- [Your goal]: Find each line holding "shopify" and copy it out.

- [Data records]:

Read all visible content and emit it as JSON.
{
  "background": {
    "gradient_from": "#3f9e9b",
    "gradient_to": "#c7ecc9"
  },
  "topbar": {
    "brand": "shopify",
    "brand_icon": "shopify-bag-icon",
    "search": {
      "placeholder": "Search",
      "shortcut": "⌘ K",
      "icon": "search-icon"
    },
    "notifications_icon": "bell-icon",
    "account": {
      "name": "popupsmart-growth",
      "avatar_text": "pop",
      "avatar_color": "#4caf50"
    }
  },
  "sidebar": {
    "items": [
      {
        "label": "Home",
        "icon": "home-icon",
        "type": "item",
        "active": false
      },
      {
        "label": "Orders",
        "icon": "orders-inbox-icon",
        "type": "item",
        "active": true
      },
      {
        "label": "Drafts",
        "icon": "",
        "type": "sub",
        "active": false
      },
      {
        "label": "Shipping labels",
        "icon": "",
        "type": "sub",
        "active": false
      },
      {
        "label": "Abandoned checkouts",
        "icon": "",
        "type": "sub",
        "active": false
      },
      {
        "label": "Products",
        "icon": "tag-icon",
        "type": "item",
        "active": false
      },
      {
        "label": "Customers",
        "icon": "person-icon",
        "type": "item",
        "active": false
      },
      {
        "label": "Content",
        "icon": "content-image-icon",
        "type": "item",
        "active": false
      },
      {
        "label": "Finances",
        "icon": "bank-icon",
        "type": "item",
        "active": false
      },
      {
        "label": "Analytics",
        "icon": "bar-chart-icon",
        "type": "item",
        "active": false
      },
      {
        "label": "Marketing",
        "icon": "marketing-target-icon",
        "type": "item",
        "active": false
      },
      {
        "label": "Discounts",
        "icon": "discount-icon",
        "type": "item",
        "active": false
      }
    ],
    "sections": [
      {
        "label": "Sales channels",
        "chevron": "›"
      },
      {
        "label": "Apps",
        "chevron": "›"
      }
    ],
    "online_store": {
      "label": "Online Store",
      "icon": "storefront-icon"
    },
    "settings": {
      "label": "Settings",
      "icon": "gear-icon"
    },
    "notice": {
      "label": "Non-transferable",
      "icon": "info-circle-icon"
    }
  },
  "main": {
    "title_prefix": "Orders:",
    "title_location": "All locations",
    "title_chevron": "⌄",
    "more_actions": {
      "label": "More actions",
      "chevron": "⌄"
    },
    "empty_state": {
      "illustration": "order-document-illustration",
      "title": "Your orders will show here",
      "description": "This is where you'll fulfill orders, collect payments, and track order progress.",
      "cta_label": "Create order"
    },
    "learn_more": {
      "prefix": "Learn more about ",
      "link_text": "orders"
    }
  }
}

- [Solution to this problem]:
    "brand": "shopify",
    "brand_icon": "shopify-bag-icon",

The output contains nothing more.